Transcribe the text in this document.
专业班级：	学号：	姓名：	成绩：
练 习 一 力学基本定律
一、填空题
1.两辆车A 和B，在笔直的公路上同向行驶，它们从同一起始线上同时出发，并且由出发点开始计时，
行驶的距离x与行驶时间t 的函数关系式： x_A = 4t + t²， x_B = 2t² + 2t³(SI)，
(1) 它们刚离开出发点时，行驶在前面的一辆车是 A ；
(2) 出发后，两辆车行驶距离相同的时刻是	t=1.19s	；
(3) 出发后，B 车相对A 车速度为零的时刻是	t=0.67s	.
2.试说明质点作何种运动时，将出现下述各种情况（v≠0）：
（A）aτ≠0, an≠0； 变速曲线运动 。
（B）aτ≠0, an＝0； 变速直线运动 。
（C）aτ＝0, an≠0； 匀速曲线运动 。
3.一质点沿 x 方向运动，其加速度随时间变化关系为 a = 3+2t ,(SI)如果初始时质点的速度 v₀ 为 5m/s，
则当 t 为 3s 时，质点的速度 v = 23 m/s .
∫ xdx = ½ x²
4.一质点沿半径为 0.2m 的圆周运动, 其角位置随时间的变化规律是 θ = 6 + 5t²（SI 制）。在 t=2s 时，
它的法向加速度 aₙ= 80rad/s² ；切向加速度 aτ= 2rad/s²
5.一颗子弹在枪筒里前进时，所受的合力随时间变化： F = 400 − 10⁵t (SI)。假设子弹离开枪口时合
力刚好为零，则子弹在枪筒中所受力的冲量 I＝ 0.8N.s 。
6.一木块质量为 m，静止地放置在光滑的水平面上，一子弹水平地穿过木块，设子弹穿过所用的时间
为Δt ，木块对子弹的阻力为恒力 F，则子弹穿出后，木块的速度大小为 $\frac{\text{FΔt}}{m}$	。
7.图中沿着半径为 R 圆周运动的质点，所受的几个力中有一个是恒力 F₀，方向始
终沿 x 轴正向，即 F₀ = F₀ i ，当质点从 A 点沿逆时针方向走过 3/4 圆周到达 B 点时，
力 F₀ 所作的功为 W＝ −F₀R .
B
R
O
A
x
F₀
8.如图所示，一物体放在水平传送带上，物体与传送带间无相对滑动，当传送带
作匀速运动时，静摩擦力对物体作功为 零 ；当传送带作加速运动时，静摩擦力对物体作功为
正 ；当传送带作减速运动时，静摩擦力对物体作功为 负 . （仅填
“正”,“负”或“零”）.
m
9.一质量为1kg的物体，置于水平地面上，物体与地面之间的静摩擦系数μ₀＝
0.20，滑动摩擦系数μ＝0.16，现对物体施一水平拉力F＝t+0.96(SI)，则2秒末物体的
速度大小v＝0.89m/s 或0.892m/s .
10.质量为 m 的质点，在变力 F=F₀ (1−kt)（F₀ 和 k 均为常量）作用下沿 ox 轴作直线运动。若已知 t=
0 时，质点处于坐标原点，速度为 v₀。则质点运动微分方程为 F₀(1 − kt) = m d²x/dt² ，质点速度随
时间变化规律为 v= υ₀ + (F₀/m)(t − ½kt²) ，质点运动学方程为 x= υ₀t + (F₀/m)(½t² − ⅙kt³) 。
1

_ _ _

__What you should do__
Find every line of the data that holds the string "text", then say how many there are and nothing else.

__Solution__
2